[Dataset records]

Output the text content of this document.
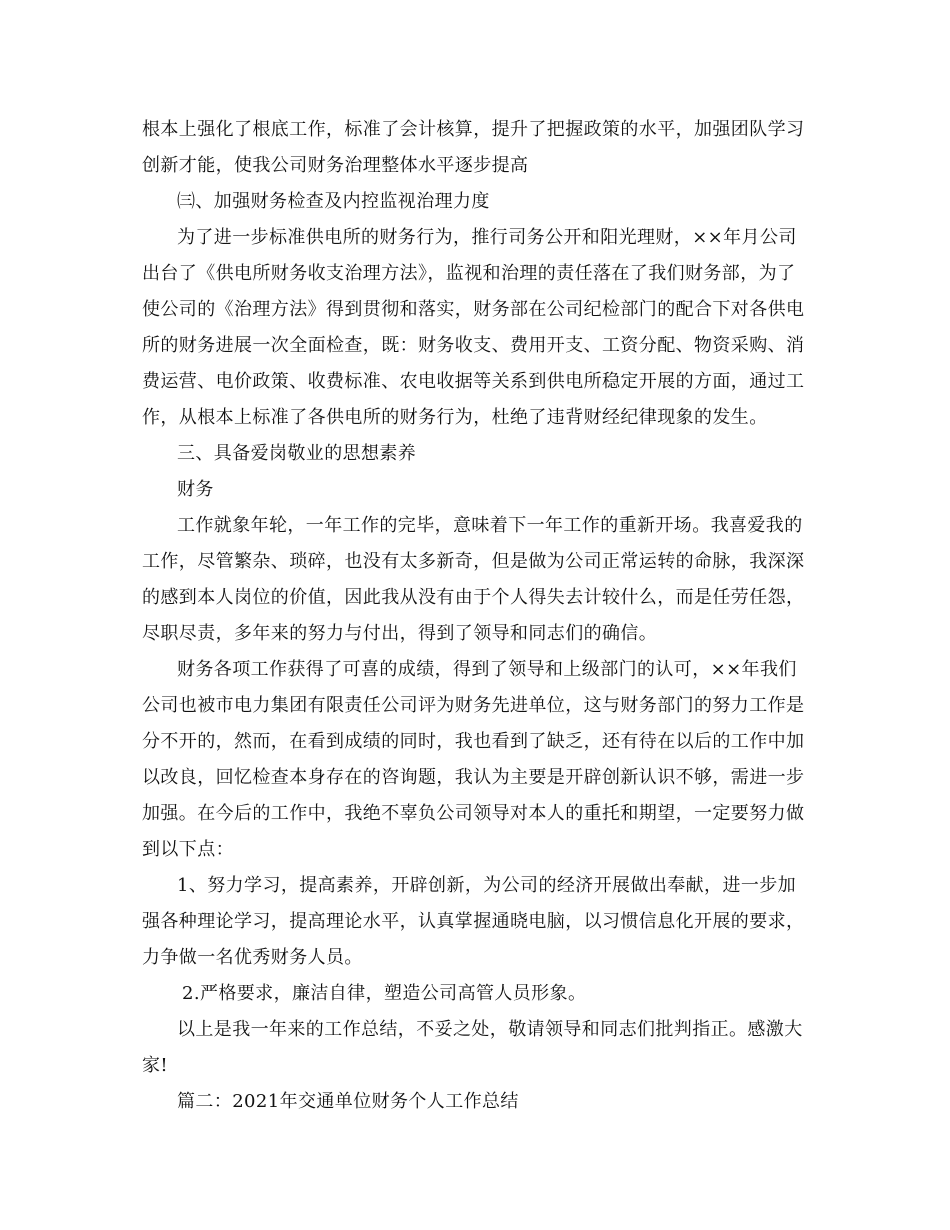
根本上强化了根底工作，标准了会计核算，提升了把握政策的水平，加强团队学习
创新才能，使我公司财务治理整体水平逐步提高
㈢、加强财务检查及内控监视治理力度
为了进一步标准供电所的财务行为，推行司务公开和阳光理财，××年月公司
出台了《供电所财务收支治理方法》，监视和治理的责任落在了我们财务部，为了
使公司的《治理方法》得到贯彻和落实，财务部在公司纪检部门的配合下对各供电
所的财务进展一次全面检查，既：财务收支、费用开支、工资分配、物资采购、消
费运营、电价政策、收费标准、农电收据等关系到供电所稳定开展的方面，通过工
作，从根本上标准了各供电所的财务行为，杜绝了违背财经纪律现象的发生。
三、具备爱岗敬业的思想素养
财务
工作就象年轮，一年工作的完毕，意味着下一年工作的重新开场。我喜爱我的
工作，尽管繁杂、琐碎，也没有太多新奇，但是做为公司正常运转的命脉，我深深
的感到本人岗位的价值，因此我从没有由于个人得失去计较什么，而是任劳任怨，
尽职尽责，多年来的努力与付出，得到了领导和同志们的确信。
财务各项工作获得了可喜的成绩，得到了领导和上级部门的认可，××年我们
公司也被市电力集团有限责任公司评为财务先进单位，这与财务部门的努力工作是
分不开的，然而，在看到成绩的同时，我也看到了缺乏，还有待在以后的工作中加
以改良，回忆检查本身存在的咨询题，我认为主要是开辟创新认识不够，需进一步
加强。在今后的工作中，我绝不辜负公司领导对本人的重托和期望，一定要努力做
到以下点：
1、努力学习，提高素养，开辟创新，为公司的经济开展做出奉献，进一步加
强各种理论学习，提高理论水平，认真掌握通晓电脑，以习惯信息化开展的要求，
力争做一名优秀财务人员。
2.严格要求，廉洁自律，塑造公司高管人员形象。
以上是我一年来的工作总结，不妥之处，敬请领导和同志们批判指正。感激大
家!
篇二：2021年交通单位财务个人工作总结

## Direction
Copy every entry exactly as written. Pictures are excluded.

## Written answer
Output the text content of this document.
根本上强化了根底工作，标准了会计核算，提升了把握政策的水平，加强团队学习
创新才能，使我公司财务治理整体水平逐步提高
㈢、加强财务检查及内控监视治理力度
为了进一步标准供电所的财务行为，推行司务公开和阳光理财，××年月公司
出台了《供电所财务收支治理方法》，监视和治理的责任落在了我们财务部，为了
使公司的《治理方法》得到贯彻和落实，财务部在公司纪检部门的配合下对各供电
所的财务进展一次全面检查，既：财务收支、费用开支、工资分配、物资采购、消
费运营、电价政策、收费标准、农电收据等关系到供电所稳定开展的方面，通过工
作，从根本上标准了各供电所的财务行为，杜绝了违背财经纪律现象的发生。
三、具备爱岗敬业的思想素养
财务
工作就象年轮，一年工作的完毕，意味着下一年工作的重新开场。我喜爱我的
工作，尽管繁杂、琐碎，也没有太多新奇，但是做为公司正常运转的命脉，我深深
的感到本人岗位的价值，因此我从没有由于个人得失去计较什么，而是任劳任怨，
尽职尽责，多年来的努力与付出，得到了领导和同志们的确信。
财务各项工作获得了可喜的成绩，得到了领导和上级部门的认可，××年我们
公司也被市电力集团有限责任公司评为财务先进单位，这与财务部门的努力工作是
分不开的，然而，在看到成绩的同时，我也看到了缺乏，还有待在以后的工作中加
以改良，回忆检查本身存在的咨询题，我认为主要是开辟创新认识不够，需进一步
加强。在今后的工作中，我绝不辜负公司领导对本人的重托和期望，一定要努力做
到以下点：
1、努力学习，提高素养，开辟创新，为公司的经济开展做出奉献，进一步加
强各种理论学习，提高理论水平，认真掌握通晓电脑，以习惯信息化开展的要求，
力争做一名优秀财务人员。
2.严格要求，廉洁自律，塑造公司高管人员形象。
以上是我一年来的工作总结，不妥之处，敬请领导和同志们批判指正。感激大
家!
篇二：2021年交通单位财务个人工作总结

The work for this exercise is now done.